§ YOUR GOAL
What follows is a set of entries. Repeat them exactly, but not their pictures.

§ DATASET EXTRACT
[BEGIN]

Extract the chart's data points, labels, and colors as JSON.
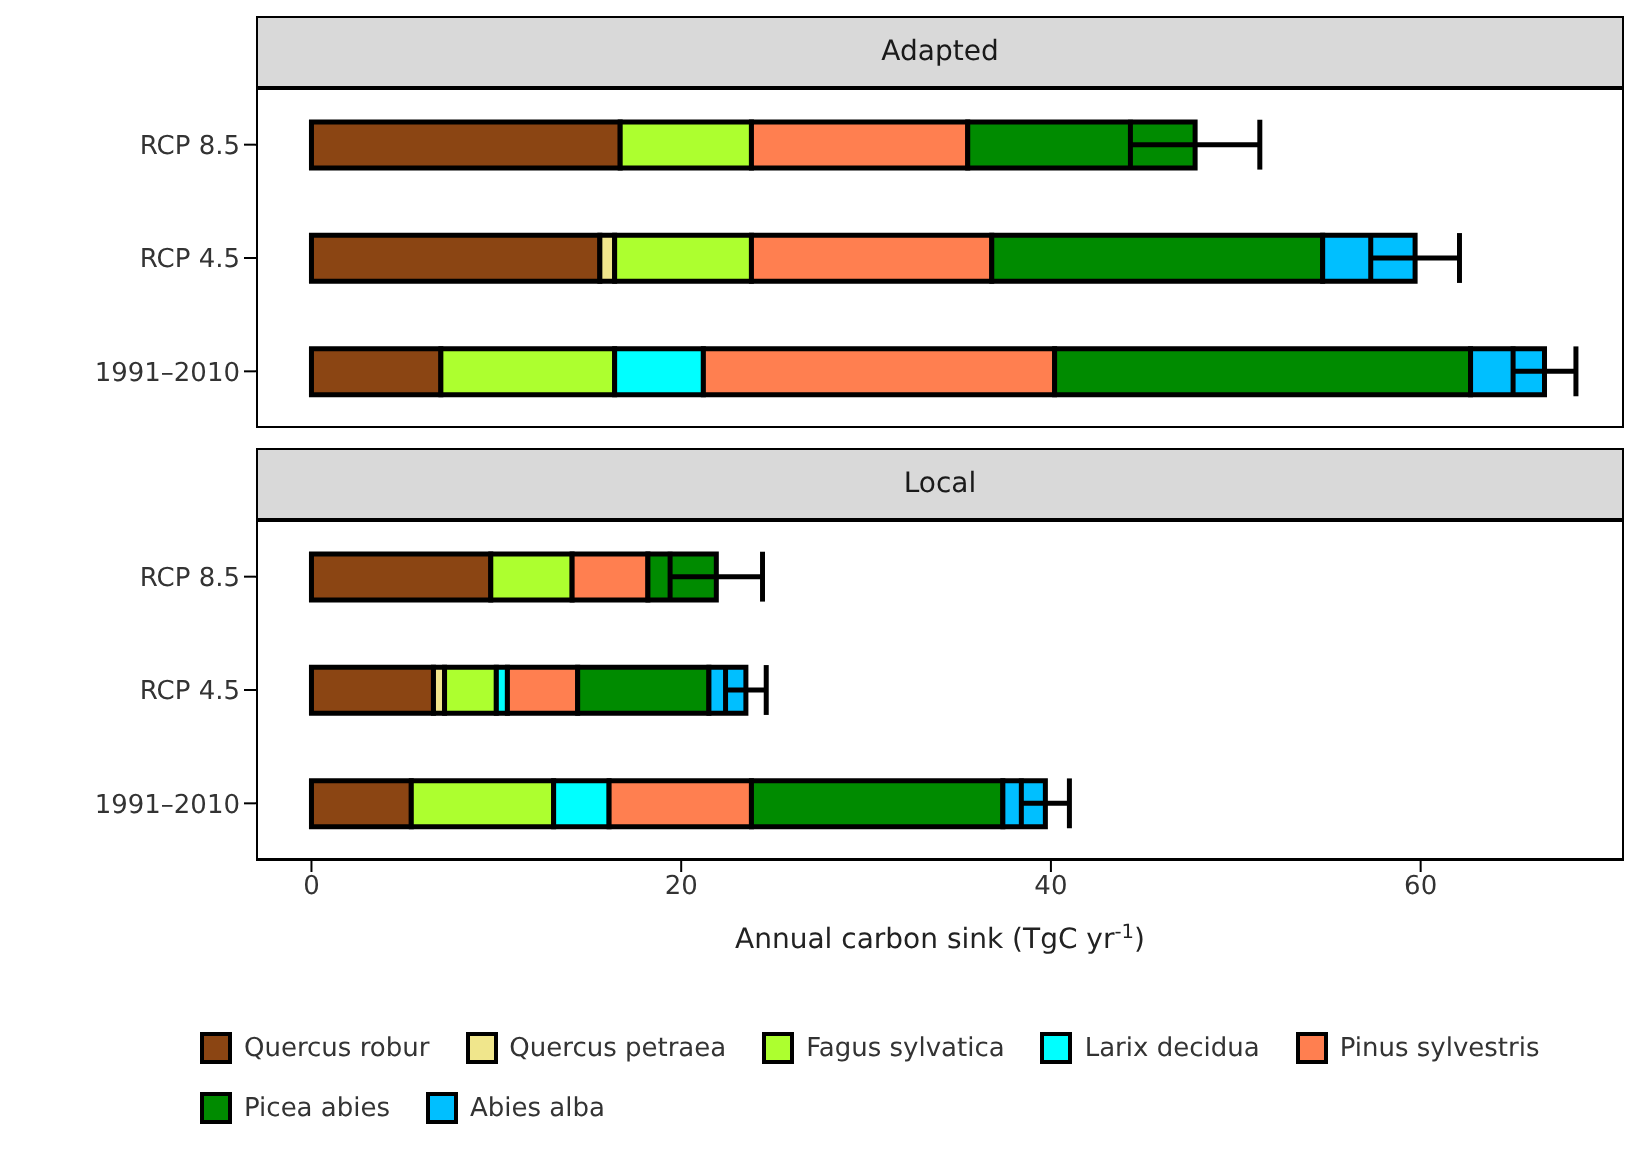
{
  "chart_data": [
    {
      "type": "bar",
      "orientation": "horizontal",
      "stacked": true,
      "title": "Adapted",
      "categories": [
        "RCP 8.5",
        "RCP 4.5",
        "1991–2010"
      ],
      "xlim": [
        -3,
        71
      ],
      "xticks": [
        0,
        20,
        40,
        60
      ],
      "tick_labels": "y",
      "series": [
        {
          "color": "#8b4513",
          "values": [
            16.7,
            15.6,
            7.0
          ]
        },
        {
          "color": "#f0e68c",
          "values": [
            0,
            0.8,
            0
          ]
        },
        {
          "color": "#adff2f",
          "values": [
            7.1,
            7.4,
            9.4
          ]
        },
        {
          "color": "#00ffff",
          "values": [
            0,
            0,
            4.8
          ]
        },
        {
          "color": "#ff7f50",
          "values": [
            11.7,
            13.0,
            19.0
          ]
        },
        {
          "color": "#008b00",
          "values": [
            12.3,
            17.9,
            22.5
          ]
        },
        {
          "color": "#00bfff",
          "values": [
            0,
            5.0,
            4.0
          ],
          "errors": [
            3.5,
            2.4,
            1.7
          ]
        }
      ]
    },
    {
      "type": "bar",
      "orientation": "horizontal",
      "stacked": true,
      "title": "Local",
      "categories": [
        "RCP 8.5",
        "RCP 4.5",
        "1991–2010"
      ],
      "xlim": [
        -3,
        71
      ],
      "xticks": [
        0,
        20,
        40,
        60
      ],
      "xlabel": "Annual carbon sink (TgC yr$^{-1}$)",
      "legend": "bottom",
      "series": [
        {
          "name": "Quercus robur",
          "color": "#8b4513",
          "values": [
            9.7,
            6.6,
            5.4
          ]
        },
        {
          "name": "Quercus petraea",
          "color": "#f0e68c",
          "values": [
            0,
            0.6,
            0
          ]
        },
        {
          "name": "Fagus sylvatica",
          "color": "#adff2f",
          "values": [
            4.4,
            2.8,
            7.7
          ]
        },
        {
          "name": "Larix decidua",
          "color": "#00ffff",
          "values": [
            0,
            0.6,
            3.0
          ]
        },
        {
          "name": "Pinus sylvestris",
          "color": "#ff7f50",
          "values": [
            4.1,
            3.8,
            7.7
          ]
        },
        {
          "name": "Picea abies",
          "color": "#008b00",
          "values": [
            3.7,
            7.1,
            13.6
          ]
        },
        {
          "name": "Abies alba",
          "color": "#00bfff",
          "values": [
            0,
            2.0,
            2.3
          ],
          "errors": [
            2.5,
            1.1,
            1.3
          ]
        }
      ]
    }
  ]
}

[END]

§ RESPONSE BELOW
Extract the chart's data points, labels, and colors as JSON.
{
  "chart_data": [
    {
      "type": "bar",
      "orientation": "horizontal",
      "stacked": true,
      "title": "Adapted",
      "categories": [
        "RCP 8.5",
        "RCP 4.5",
        "1991–2010"
      ],
      "xlim": [
        -3,
        71
      ],
      "xticks": [
        0,
        20,
        40,
        60
      ],
      "tick_labels": "y",
      "series": [
        {
          "color": "#8b4513",
          "values": [
            16.7,
            15.6,
            7.0
          ]
        },
        {
          "color": "#f0e68c",
          "values": [
            0,
            0.8,
            0
          ]
        },
        {
          "color": "#adff2f",
          "values": [
            7.1,
            7.4,
            9.4
          ]
        },
        {
          "color": "#00ffff",
          "values": [
            0,
            0,
            4.8
          ]
        },
        {
          "color": "#ff7f50",
          "values": [
            11.7,
            13.0,
            19.0
          ]
        },
        {
          "color": "#008b00",
          "values": [
            12.3,
            17.9,
            22.5
          ]
        },
        {
          "color": "#00bfff",
          "values": [
            0,
            5.0,
            4.0
          ],
          "errors": [
            3.5,
            2.4,
            1.7
          ]
        }
      ]
    },
    {
      "type": "bar",
      "orientation": "horizontal",
      "stacked": true,
      "title": "Local",
      "categories": [
        "RCP 8.5",
        "RCP 4.5",
        "1991–2010"
      ],
      "xlim": [
        -3,
        71
      ],
      "xticks": [
        0,
        20,
        40,
        60
      ],
      "xlabel": "Annual carbon sink (TgC yr$^{-1}$)",
      "legend": "bottom",
      "series": [
        {
          "name": "Quercus robur",
          "color": "#8b4513",
          "values": [
            9.7,
            6.6,
            5.4
          ]
        },
        {
          "name": "Quercus petraea",
          "color": "#f0e68c",
          "values": [
            0,
            0.6,
            0
          ]
        },
        {
          "name": "Fagus sylvatica",
          "color": "#adff2f",
          "values": [
            4.4,
            2.8,
            7.7
          ]
        },
        {
          "name": "Larix decidua",
          "color": "#00ffff",
          "values": [
            0,
            0.6,
            3.0
          ]
        },
        {
          "name": "Pinus sylvestris",
          "color": "#ff7f50",
          "values": [
            4.1,
            3.8,
            7.7
          ]
        },
        {
          "name": "Picea abies",
          "color": "#008b00",
          "values": [
            3.7,
            7.1,
            13.6
          ]
        },
        {
          "name": "Abies alba",
          "color": "#00bfff",
          "values": [
            0,
            2.0,
            2.3
          ],
          "errors": [
            2.5,
            1.1,
            1.3
          ]
        }
      ]
    }
  ]
}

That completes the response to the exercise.